__What to produce__. Take every line from the listing below that contains "Revenue".

__Input rows__.
□ □ □

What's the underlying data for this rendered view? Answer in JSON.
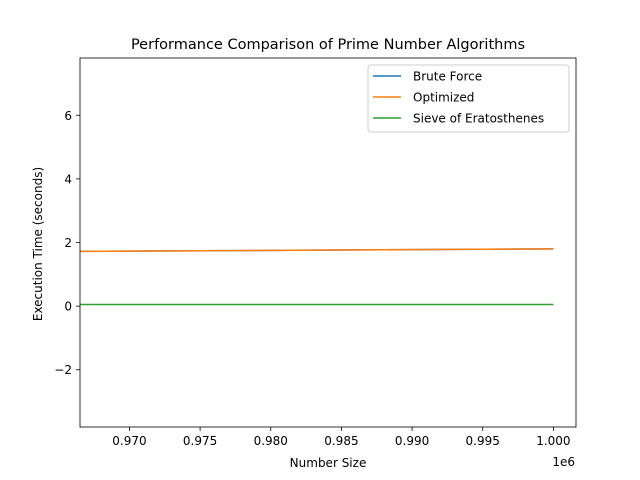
{
  "chart_data": {
    "type": "line",
    "title": "Performance Comparison of Prime Number Algorithms",
    "xlabel": "Number Size",
    "ylabel": "Execution Time (seconds)",
    "x_offset_label": "1e6",
    "xlim": [
      966500,
      1001600
    ],
    "ylim": [
      -3.8,
      7.8
    ],
    "x_ticks": [
      {
        "value": 970000,
        "label": "0.970"
      },
      {
        "value": 975000,
        "label": "0.975"
      },
      {
        "value": 980000,
        "label": "0.980"
      },
      {
        "value": 985000,
        "label": "0.985"
      },
      {
        "value": 990000,
        "label": "0.990"
      },
      {
        "value": 995000,
        "label": "0.995"
      },
      {
        "value": 1000000,
        "label": "1.000"
      }
    ],
    "y_ticks": [
      {
        "value": -2,
        "label": "−2"
      },
      {
        "value": 0,
        "label": "0"
      },
      {
        "value": 2,
        "label": "2"
      },
      {
        "value": 4,
        "label": "4"
      },
      {
        "value": 6,
        "label": "6"
      }
    ],
    "grid": false,
    "legend_position": "top-right",
    "series": [
      {
        "name": "Brute Force",
        "color": "#1f77b4",
        "x": [
          966500,
          1000000
        ],
        "y": [
          1.72,
          1.8
        ]
      },
      {
        "name": "Optimized",
        "color": "#ff7f0e",
        "x": [
          966500,
          1000000
        ],
        "y": [
          1.72,
          1.8
        ]
      },
      {
        "name": "Sieve of Eratosthenes",
        "color": "#2ca02c",
        "x": [
          966500,
          1000000
        ],
        "y": [
          0.05,
          0.05
        ]
      }
    ]
  }
}
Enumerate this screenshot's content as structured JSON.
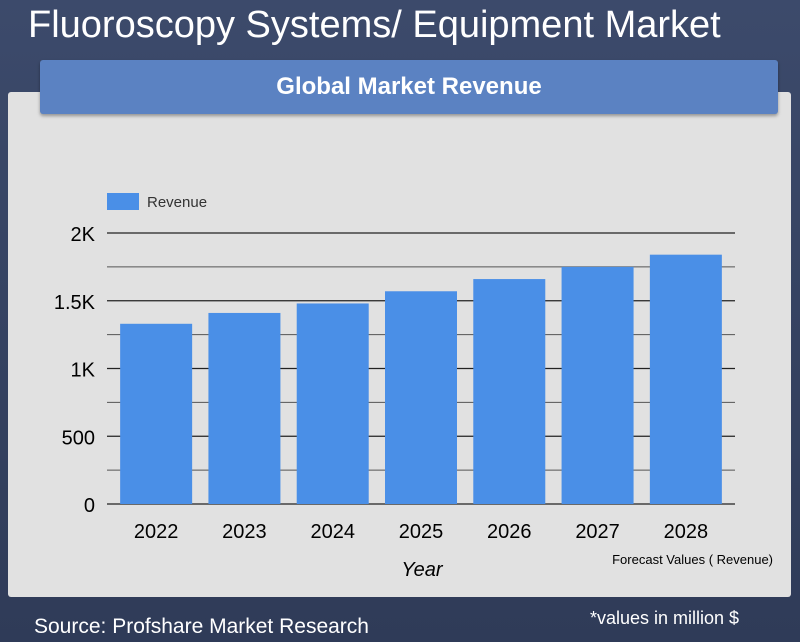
{
  "page": {
    "title": "Fluoroscopy Systems/ Equipment Market",
    "banner": "Global Market Revenue",
    "source": "Source: Profshare Market Research",
    "unit_note": "*values in million $",
    "forecast_note": "Forecast Values ( Revenue)"
  },
  "colors": {
    "bar": "#4a8fe7",
    "panel": "#e1e1e1",
    "banner": "#5b82c2",
    "background": "#36435f"
  },
  "chart_data": {
    "type": "bar",
    "title": "Global Market Revenue",
    "categories": [
      "2022",
      "2023",
      "2024",
      "2025",
      "2026",
      "2027",
      "2028"
    ],
    "series": [
      {
        "name": "Revenue",
        "values": [
          1330,
          1410,
          1480,
          1570,
          1660,
          1750,
          1840
        ]
      }
    ],
    "xlabel": "Year",
    "ylabel": "",
    "ylim": [
      0,
      2000
    ],
    "yticks": [
      0,
      500,
      1000,
      1500,
      2000
    ],
    "ytick_labels": [
      "0",
      "500",
      "1K",
      "1.5K",
      "2K"
    ],
    "grid": true,
    "legend": "top-left"
  }
}
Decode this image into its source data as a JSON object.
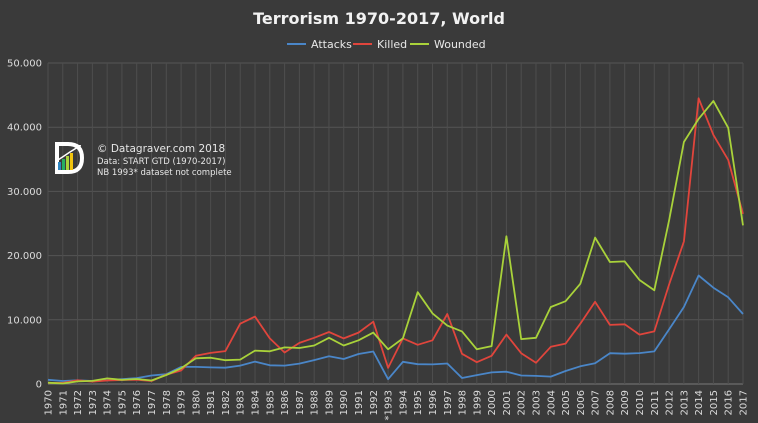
{
  "chart_data": {
    "type": "line",
    "title": "Terrorism 1970-2017, World",
    "x": [
      "1970",
      "1971",
      "1972",
      "1973",
      "1974",
      "1975",
      "1976",
      "1977",
      "1978",
      "1979",
      "1980",
      "1981",
      "1982",
      "1983",
      "1984",
      "1985",
      "1986",
      "1987",
      "1988",
      "1989",
      "1990",
      "1991",
      "1992",
      "*1993",
      "1994",
      "1995",
      "1996",
      "1997",
      "1998",
      "1999",
      "2000",
      "2001",
      "2002",
      "2003",
      "2004",
      "2005",
      "2006",
      "2007",
      "2008",
      "2009",
      "2010",
      "2011",
      "2012",
      "2013",
      "2014",
      "2015",
      "2016",
      "2017"
    ],
    "ylim": [
      0,
      50000
    ],
    "yticks": [
      0,
      10000,
      20000,
      30000,
      40000,
      50000
    ],
    "ytick_labels": [
      "0",
      "10.000",
      "20.000",
      "30.000",
      "40.000",
      "50.000"
    ],
    "grid": true,
    "legend_position": "top-center",
    "series": [
      {
        "name": "Attacks",
        "color": "#4a86c8",
        "values": [
          650,
          470,
          570,
          470,
          580,
          740,
          920,
          1320,
          1530,
          2660,
          2660,
          2590,
          2540,
          2870,
          3490,
          2920,
          2860,
          3180,
          3720,
          4320,
          3890,
          4680,
          5070,
          750,
          3460,
          3080,
          3060,
          3200,
          930,
          1390,
          1810,
          1910,
          1330,
          1260,
          1160,
          2020,
          2750,
          3240,
          4800,
          4720,
          4820,
          5080,
          8500,
          12000,
          16900,
          15000,
          13500,
          10900
        ]
      },
      {
        "name": "Killed",
        "color": "#e0453c",
        "values": [
          170,
          170,
          570,
          370,
          550,
          630,
          670,
          460,
          1460,
          2100,
          4400,
          4850,
          5130,
          9400,
          10500,
          7100,
          4900,
          6400,
          7200,
          8100,
          7100,
          8000,
          9700,
          2500,
          7100,
          6100,
          6800,
          10900,
          4700,
          3400,
          4400,
          7700,
          4800,
          3300,
          5800,
          6300,
          9400,
          12800,
          9200,
          9300,
          7700,
          8200,
          15500,
          22200,
          44500,
          38800,
          34900,
          26500
        ]
      },
      {
        "name": "Wounded",
        "color": "#a9d23a",
        "values": [
          200,
          80,
          400,
          480,
          880,
          650,
          780,
          550,
          1400,
          2450,
          4000,
          4100,
          3700,
          3800,
          5200,
          5100,
          5700,
          5600,
          6000,
          7200,
          6000,
          6800,
          8000,
          5400,
          7100,
          14300,
          11000,
          9100,
          8200,
          5400,
          5900,
          23000,
          7000,
          7200,
          12000,
          12900,
          15600,
          22800,
          19000,
          19100,
          16200,
          14600,
          25500,
          37700,
          41300,
          44100,
          39900,
          24700
        ]
      }
    ],
    "annotations": [
      "© Datagraver.com 2018",
      "Data: START GTD (1970-2017)",
      "NB 1993* dataset not complete"
    ]
  }
}
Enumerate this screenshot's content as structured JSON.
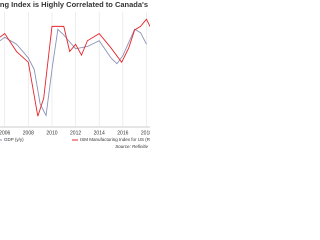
{
  "chart_data": {
    "type": "line",
    "title": "Manufacturing Index is Highly Correlated to Canada's",
    "source": "Source: Refinitiv",
    "xlim": [
      2005.6,
      2018.3
    ],
    "xticks": [
      2006,
      2008,
      2010,
      2012,
      2014,
      2016,
      2018
    ],
    "ylim": [
      -5,
      5
    ],
    "y2lim": [
      30,
      62
    ],
    "grid": true,
    "series": [
      {
        "name": "GDP (y/y)",
        "color": "#8a93b8",
        "x": [
          2005.6,
          2006,
          2007,
          2008,
          2008.5,
          2009,
          2009.5,
          2010,
          2010.5,
          2011,
          2012,
          2013,
          2014,
          2015,
          2015.5,
          2016,
          2017,
          2017.5,
          2018
        ],
        "values": [
          2.5,
          2.8,
          2.2,
          1.0,
          0,
          -3,
          -4,
          0,
          3.5,
          3,
          1.8,
          2,
          2.5,
          1,
          0.5,
          1.2,
          3.5,
          3.2,
          2.2
        ]
      },
      {
        "name": "ISM Manufacturing Index for US (R)",
        "color": "#e8232a",
        "axis": "y2",
        "x": [
          2005.6,
          2006,
          2007,
          2008,
          2008.8,
          2009.3,
          2010,
          2011,
          2011.5,
          2012,
          2012.5,
          2013,
          2014,
          2015,
          2015.9,
          2016.5,
          2017,
          2017.5,
          2018,
          2018.3
        ],
        "values": [
          55,
          56,
          51,
          48,
          33,
          38,
          58,
          58,
          51,
          53,
          50,
          54,
          56,
          52,
          48,
          52,
          57,
          58,
          60,
          58
        ]
      }
    ]
  }
}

□ □ □

__Problem solution__.
    "banner": "Global Market Revenue",
    "forecast_note": "Forecast Values ( Revenue)"
    "title": "Global Market Revenue",
        "name": "Revenue",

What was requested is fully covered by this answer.